**INFORMATION SUPPLIED**.
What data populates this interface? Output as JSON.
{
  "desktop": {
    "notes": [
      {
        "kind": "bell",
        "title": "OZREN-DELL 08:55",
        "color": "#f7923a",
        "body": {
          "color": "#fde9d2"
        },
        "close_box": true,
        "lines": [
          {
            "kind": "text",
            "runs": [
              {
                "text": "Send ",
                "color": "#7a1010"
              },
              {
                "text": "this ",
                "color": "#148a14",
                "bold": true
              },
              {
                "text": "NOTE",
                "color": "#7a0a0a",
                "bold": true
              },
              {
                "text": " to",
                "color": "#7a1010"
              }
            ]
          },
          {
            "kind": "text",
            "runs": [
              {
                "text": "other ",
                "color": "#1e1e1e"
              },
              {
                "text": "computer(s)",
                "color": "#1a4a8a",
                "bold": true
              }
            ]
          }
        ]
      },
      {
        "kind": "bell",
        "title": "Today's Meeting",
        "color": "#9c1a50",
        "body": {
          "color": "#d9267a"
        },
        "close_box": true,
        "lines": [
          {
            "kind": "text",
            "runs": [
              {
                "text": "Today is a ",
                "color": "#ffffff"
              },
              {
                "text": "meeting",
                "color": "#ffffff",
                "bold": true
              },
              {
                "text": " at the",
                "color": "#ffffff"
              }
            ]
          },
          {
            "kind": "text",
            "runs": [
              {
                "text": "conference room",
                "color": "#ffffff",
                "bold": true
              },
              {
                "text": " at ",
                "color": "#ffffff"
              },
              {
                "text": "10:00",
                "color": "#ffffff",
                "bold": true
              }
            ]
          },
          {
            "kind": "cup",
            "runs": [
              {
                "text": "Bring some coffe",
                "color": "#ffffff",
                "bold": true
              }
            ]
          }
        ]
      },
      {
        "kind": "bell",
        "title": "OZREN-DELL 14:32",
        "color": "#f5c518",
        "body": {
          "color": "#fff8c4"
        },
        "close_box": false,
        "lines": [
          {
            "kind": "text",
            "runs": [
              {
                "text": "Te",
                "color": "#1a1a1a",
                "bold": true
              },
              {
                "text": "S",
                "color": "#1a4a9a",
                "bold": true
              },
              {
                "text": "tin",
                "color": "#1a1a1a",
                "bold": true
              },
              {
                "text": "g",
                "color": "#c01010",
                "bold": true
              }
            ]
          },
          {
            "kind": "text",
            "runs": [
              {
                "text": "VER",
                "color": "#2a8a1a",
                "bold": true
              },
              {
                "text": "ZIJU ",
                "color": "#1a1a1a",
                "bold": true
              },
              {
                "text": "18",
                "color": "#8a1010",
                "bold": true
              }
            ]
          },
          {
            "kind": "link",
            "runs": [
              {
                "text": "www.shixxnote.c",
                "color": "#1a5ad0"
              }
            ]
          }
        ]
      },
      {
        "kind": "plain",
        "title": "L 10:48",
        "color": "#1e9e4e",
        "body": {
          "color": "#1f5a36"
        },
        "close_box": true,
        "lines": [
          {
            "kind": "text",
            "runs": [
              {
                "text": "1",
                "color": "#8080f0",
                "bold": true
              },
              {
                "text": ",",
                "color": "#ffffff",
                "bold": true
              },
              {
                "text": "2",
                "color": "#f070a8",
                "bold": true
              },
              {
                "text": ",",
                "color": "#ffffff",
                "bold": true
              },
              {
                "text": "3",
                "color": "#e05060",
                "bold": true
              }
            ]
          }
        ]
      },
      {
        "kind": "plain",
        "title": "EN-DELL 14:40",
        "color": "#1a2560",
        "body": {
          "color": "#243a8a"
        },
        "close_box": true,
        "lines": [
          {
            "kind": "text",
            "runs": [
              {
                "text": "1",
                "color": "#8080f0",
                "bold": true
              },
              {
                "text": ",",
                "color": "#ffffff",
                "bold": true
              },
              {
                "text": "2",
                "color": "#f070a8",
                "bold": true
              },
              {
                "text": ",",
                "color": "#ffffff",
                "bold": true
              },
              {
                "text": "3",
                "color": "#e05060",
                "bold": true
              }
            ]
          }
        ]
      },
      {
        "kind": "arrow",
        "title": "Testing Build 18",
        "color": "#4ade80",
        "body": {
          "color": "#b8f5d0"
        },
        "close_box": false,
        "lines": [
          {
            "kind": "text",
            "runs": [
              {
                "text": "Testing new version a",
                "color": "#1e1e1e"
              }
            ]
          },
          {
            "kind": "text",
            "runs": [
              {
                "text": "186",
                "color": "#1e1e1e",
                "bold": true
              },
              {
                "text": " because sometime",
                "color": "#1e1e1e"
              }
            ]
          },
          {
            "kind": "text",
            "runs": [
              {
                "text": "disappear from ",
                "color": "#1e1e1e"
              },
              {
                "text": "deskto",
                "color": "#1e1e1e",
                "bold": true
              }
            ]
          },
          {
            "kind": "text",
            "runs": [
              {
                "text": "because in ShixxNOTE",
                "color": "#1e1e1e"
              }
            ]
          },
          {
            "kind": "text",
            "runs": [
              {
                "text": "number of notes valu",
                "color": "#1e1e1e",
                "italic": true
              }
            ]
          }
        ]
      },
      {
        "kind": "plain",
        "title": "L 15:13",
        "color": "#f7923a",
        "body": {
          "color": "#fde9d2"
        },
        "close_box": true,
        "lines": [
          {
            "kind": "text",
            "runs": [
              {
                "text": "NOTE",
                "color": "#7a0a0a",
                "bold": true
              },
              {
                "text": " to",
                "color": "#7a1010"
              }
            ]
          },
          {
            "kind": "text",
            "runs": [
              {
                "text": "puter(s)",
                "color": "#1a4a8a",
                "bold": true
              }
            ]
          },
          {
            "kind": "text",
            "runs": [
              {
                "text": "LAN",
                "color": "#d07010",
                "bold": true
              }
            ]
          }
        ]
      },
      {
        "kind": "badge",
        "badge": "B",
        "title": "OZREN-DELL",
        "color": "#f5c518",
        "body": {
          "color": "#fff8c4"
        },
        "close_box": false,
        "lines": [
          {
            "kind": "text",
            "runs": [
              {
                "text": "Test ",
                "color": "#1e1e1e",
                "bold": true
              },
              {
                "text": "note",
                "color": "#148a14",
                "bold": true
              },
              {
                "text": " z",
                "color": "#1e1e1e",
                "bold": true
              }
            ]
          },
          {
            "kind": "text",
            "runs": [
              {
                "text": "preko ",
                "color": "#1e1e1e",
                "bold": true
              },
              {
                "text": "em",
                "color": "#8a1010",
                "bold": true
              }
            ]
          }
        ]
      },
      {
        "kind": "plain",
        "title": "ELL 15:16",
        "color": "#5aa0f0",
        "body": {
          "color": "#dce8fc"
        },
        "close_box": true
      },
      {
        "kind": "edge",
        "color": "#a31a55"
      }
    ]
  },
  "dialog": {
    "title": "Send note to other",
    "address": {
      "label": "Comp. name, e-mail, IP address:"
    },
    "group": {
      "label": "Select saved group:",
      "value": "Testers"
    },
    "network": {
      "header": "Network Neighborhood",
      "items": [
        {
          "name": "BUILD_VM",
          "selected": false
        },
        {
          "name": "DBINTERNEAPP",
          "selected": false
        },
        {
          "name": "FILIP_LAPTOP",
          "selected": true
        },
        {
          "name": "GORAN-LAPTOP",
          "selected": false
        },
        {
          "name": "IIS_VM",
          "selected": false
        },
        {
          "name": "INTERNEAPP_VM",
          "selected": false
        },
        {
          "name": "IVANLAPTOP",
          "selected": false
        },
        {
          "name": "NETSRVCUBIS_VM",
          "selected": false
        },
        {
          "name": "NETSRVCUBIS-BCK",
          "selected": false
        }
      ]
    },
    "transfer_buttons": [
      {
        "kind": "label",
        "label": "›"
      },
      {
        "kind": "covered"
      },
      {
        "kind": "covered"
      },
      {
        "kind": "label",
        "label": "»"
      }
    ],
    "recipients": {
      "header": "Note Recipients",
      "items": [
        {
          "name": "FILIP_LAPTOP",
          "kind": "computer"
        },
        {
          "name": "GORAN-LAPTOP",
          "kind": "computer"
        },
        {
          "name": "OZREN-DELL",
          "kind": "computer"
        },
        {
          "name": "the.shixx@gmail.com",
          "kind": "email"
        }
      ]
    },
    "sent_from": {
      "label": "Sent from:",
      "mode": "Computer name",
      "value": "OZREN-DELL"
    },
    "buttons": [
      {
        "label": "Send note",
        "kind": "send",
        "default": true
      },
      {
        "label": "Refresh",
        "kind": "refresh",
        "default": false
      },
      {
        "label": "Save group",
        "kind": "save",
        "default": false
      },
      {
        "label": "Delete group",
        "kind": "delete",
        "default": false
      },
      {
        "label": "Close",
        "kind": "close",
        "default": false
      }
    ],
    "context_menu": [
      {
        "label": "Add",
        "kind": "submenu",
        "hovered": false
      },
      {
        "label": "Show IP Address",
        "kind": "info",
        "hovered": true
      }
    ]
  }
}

**TASK INSTRUCTIONS**. Read the entries and pick out all lines that include the word "header".

**SOLUTION FOR THIS PROBLEM**.
      "header": "Network Neighborhood",
      "header": "Note Recipients",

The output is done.